[WHAT YOU ARE ASKED TO DO]
Return every line below as is, leaving out the pictures.

** START **

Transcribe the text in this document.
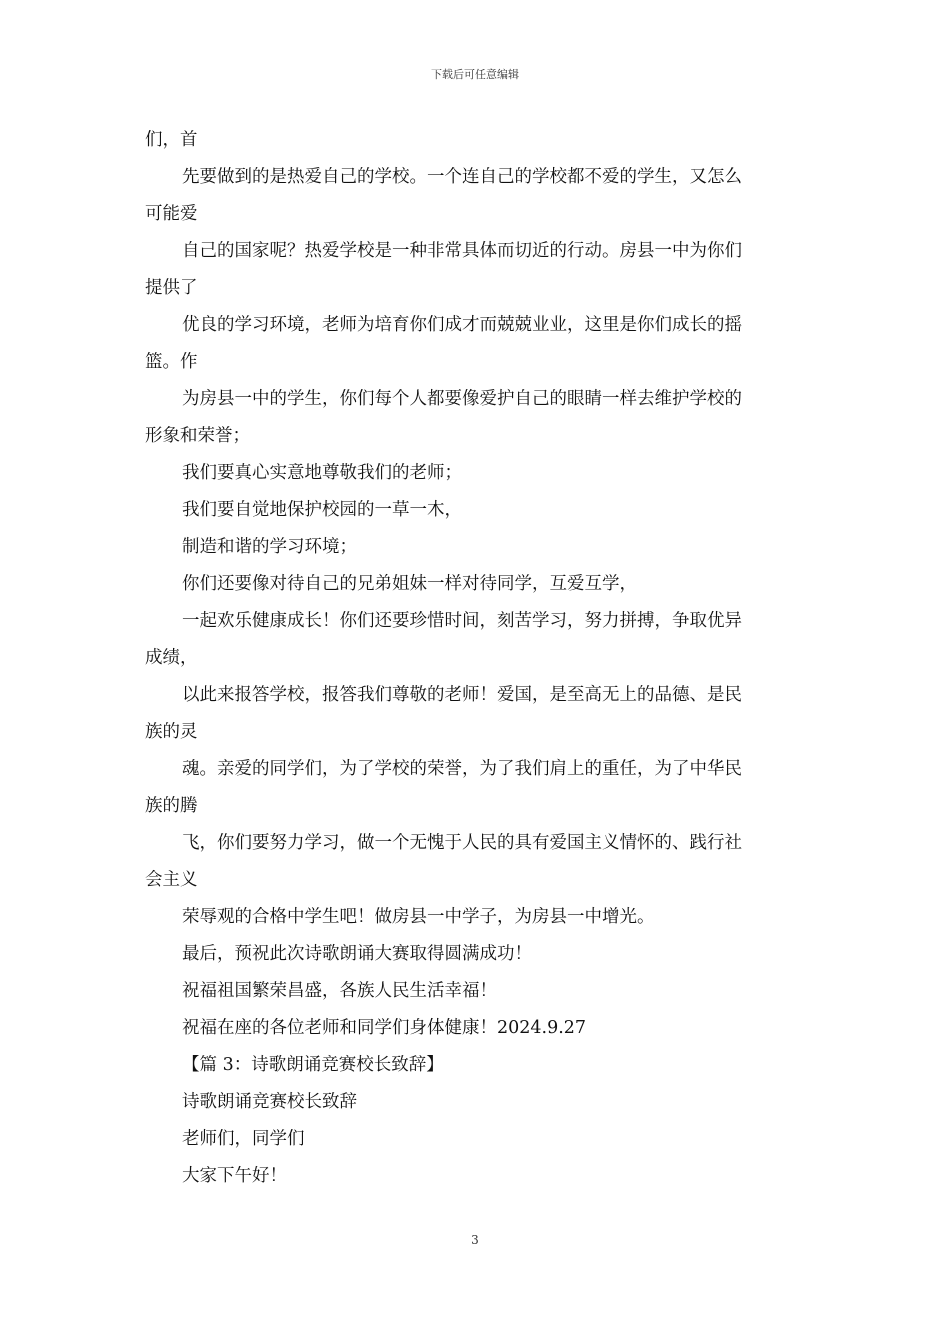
下载后可任意编辑
们，首
先要做到的是热爱自己的学校。一个连自己的学校都不爱的学生，又怎么
可能爱
自己的国家呢？热爱学校是一种非常具体而切近的行动。房县一中为你们
提供了
优良的学习环境，老师为培育你们成才而兢兢业业，这里是你们成长的摇
篮。作
为房县一中的学生，你们每个人都要像爱护自己的眼睛一样去维护学校的
形象和荣誉；
我们要真心实意地尊敬我们的老师；
我们要自觉地保护校园的一草一木，
制造和谐的学习环境；
你们还要像对待自己的兄弟姐妹一样对待同学，互爱互学，
一起欢乐健康成长！你们还要珍惜时间，刻苦学习，努力拼搏，争取优异
成绩，
以此来报答学校，报答我们尊敬的老师！爱国，是至高无上的品德、是民
族的灵
魂。亲爱的同学们，为了学校的荣誉，为了我们肩上的重任，为了中华民
族的腾
飞，你们要努力学习，做一个无愧于人民的具有爱国主义情怀的、践行社
会主义
荣辱观的合格中学生吧！做房县一中学子，为房县一中增光。
最后，预祝此次诗歌朗诵大赛取得圆满成功！
祝福祖国繁荣昌盛，各族人民生活幸福！
祝福在座的各位老师和同学们身体健康！2024.9.27
【篇 3：诗歌朗诵竞赛校长致辞】
诗歌朗诵竞赛校长致辞
老师们，同学们
大家下午好！
3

** END **

[EXPECTED ANSWER]
Transcribe the text in this document.
下载后可任意编辑
们，首
先要做到的是热爱自己的学校。一个连自己的学校都不爱的学生，又怎么
可能爱
自己的国家呢？热爱学校是一种非常具体而切近的行动。房县一中为你们
提供了
优良的学习环境，老师为培育你们成才而兢兢业业，这里是你们成长的摇
篮。作
为房县一中的学生，你们每个人都要像爱护自己的眼睛一样去维护学校的
形象和荣誉；
我们要真心实意地尊敬我们的老师；
我们要自觉地保护校园的一草一木，
制造和谐的学习环境；
你们还要像对待自己的兄弟姐妹一样对待同学，互爱互学，
一起欢乐健康成长！你们还要珍惜时间，刻苦学习，努力拼搏，争取优异
成绩，
以此来报答学校，报答我们尊敬的老师！爱国，是至高无上的品德、是民
族的灵
魂。亲爱的同学们，为了学校的荣誉，为了我们肩上的重任，为了中华民
族的腾
飞，你们要努力学习，做一个无愧于人民的具有爱国主义情怀的、践行社
会主义
荣辱观的合格中学生吧！做房县一中学子，为房县一中增光。
最后，预祝此次诗歌朗诵大赛取得圆满成功！
祝福祖国繁荣昌盛，各族人民生活幸福！
祝福在座的各位老师和同学们身体健康！2024.9.27
【篇 3：诗歌朗诵竞赛校长致辞】
诗歌朗诵竞赛校长致辞
老师们，同学们
大家下午好！
3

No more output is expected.